Challenge: Write the material out again exactly as it stands.
BEGIN Recorded data
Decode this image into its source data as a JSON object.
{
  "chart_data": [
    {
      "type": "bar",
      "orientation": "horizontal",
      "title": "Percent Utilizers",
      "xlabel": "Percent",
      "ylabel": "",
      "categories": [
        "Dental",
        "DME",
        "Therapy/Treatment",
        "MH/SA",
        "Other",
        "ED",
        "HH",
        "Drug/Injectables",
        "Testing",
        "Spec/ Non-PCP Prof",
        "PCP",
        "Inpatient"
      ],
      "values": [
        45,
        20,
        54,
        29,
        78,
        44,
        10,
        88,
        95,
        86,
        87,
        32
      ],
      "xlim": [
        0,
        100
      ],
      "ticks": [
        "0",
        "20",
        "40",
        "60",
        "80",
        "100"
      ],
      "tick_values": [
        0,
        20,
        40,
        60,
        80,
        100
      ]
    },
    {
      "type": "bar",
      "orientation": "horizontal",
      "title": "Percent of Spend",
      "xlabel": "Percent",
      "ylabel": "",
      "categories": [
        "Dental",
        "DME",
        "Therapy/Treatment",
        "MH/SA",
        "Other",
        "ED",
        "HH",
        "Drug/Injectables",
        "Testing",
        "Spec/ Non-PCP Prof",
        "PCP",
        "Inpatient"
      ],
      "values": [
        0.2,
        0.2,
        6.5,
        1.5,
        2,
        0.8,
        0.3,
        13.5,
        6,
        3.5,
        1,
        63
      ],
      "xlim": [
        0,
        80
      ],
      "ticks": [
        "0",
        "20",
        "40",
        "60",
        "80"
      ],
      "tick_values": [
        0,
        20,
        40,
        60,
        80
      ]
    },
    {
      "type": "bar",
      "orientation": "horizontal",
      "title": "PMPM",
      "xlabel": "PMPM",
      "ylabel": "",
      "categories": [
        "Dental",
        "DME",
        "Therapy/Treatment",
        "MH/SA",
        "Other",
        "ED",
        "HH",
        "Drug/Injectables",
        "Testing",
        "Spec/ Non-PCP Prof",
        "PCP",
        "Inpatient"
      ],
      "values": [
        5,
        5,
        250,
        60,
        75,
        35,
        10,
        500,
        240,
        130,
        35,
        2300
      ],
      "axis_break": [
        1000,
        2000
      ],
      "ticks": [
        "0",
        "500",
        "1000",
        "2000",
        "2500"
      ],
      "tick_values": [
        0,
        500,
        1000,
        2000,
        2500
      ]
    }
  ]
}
END Recorded data
The solution:
Decode this image into its source data as a JSON object.
{
  "chart_data": [
    {
      "type": "bar",
      "orientation": "horizontal",
      "title": "Percent Utilizers",
      "xlabel": "Percent",
      "ylabel": "",
      "categories": [
        "Dental",
        "DME",
        "Therapy/Treatment",
        "MH/SA",
        "Other",
        "ED",
        "HH",
        "Drug/Injectables",
        "Testing",
        "Spec/ Non-PCP Prof",
        "PCP",
        "Inpatient"
      ],
      "values": [
        45,
        20,
        54,
        29,
        78,
        44,
        10,
        88,
        95,
        86,
        87,
        32
      ],
      "xlim": [
        0,
        100
      ],
      "ticks": [
        "0",
        "20",
        "40",
        "60",
        "80",
        "100"
      ],
      "tick_values": [
        0,
        20,
        40,
        60,
        80,
        100
      ]
    },
    {
      "type": "bar",
      "orientation": "horizontal",
      "title": "Percent of Spend",
      "xlabel": "Percent",
      "ylabel": "",
      "categories": [
        "Dental",
        "DME",
        "Therapy/Treatment",
        "MH/SA",
        "Other",
        "ED",
        "HH",
        "Drug/Injectables",
        "Testing",
        "Spec/ Non-PCP Prof",
        "PCP",
        "Inpatient"
      ],
      "values": [
        0.2,
        0.2,
        6.5,
        1.5,
        2,
        0.8,
        0.3,
        13.5,
        6,
        3.5,
        1,
        63
      ],
      "xlim": [
        0,
        80
      ],
      "ticks": [
        "0",
        "20",
        "40",
        "60",
        "80"
      ],
      "tick_values": [
        0,
        20,
        40,
        60,
        80
      ]
    },
    {
      "type": "bar",
      "orientation": "horizontal",
      "title": "PMPM",
      "xlabel": "PMPM",
      "ylabel": "",
      "categories": [
        "Dental",
        "DME",
        "Therapy/Treatment",
        "MH/SA",
        "Other",
        "ED",
        "HH",
        "Drug/Injectables",
        "Testing",
        "Spec/ Non-PCP Prof",
        "PCP",
        "Inpatient"
      ],
      "values": [
        5,
        5,
        250,
        60,
        75,
        35,
        10,
        500,
        240,
        130,
        35,
        2300
      ],
      "axis_break": [
        1000,
        2000
      ],
      "ticks": [
        "0",
        "500",
        "1000",
        "2000",
        "2500"
      ],
      "tick_values": [
        0,
        500,
        1000,
        2000,
        2500
      ]
    }
  ]
}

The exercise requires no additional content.